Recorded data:
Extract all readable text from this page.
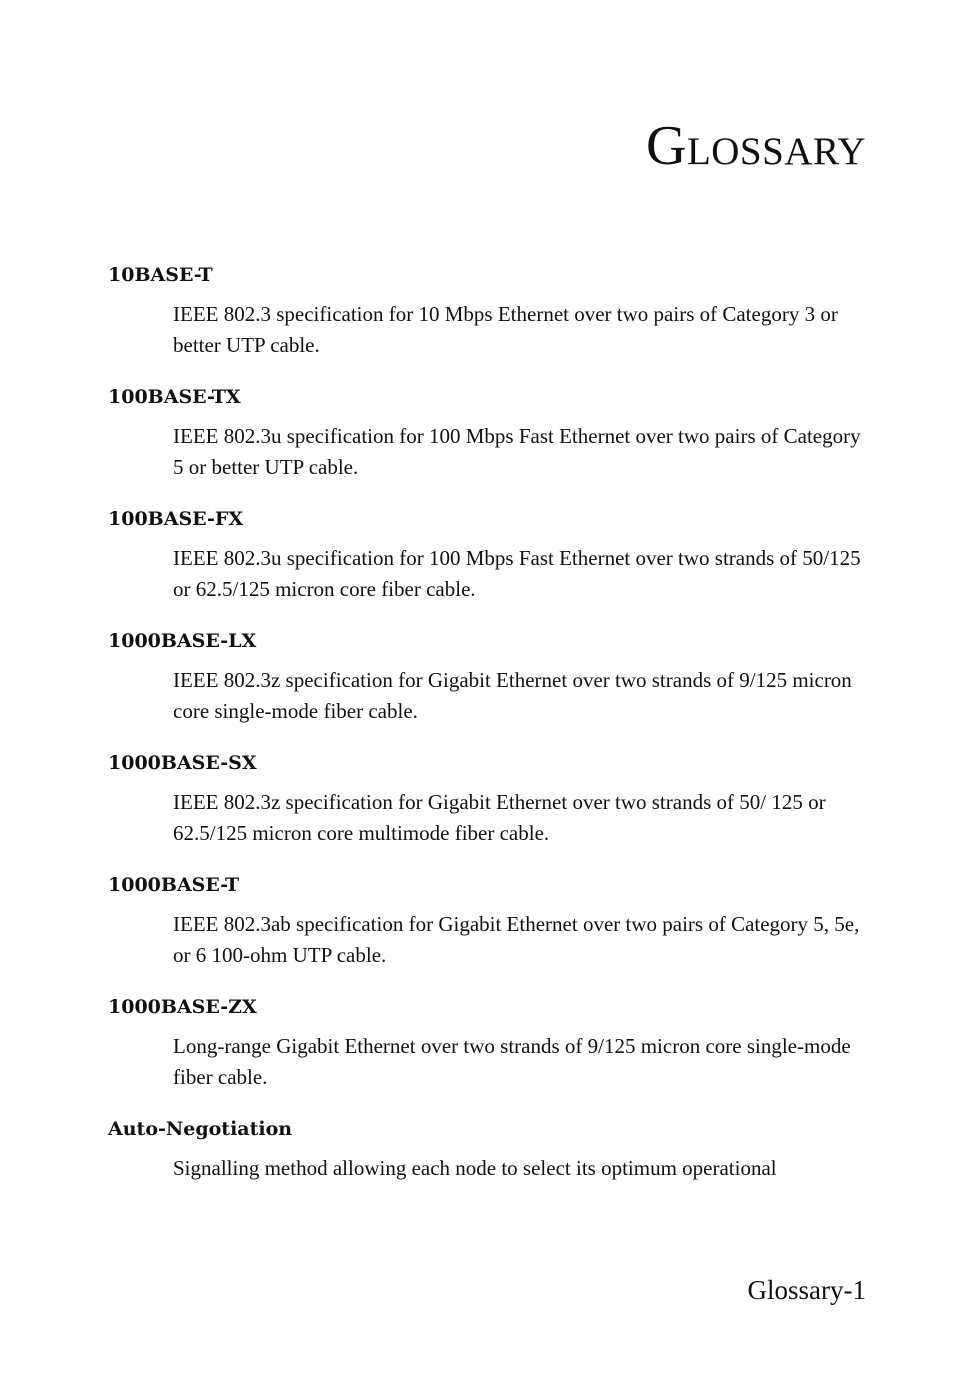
Glossary
10BASE-T
IEEE 802.3 specification for 10 Mbps Ethernet over two pairs of Category 3 or better UTP cable.
100BASE-TX
IEEE 802.3u specification for 100 Mbps Fast Ethernet over two pairs of Category 5 or better UTP cable.
100BASE-FX
IEEE 802.3u specification for 100 Mbps Fast Ethernet over two strands of 50/125 or 62.5/125 micron core fiber cable.
1000BASE-LX
IEEE 802.3z specification for Gigabit Ethernet over two strands of 9/125 micron core single-mode fiber cable.
1000BASE-SX
IEEE 802.3z specification for Gigabit Ethernet over two strands of 50/ 125 or 62.5/125 micron core multimode fiber cable.
1000BASE-T
IEEE 802.3ab specification for Gigabit Ethernet over two pairs of Category 5, 5e, or 6 100-ohm UTP cable.
1000BASE-ZX
Long-range Gigabit Ethernet over two strands of 9/125 micron core single-mode fiber cable.
Auto-Negotiation
Signalling method allowing each node to select its optimum operational
Glossary-1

PROBLEM TO SOLVE: Locate each line containing the string "Category" and show it.

EXERCISE RESPONSE:
IEEE 802.3 specification for 10 Mbps Ethernet over two pairs of Category 3 or better UTP cable.
IEEE 802.3u specification for 100 Mbps Fast Ethernet over two pairs of Category 5 or better UTP cable.
IEEE 802.3ab specification for Gigabit Ethernet over two pairs of Category 5, 5e, or 6 100-ohm UTP cable.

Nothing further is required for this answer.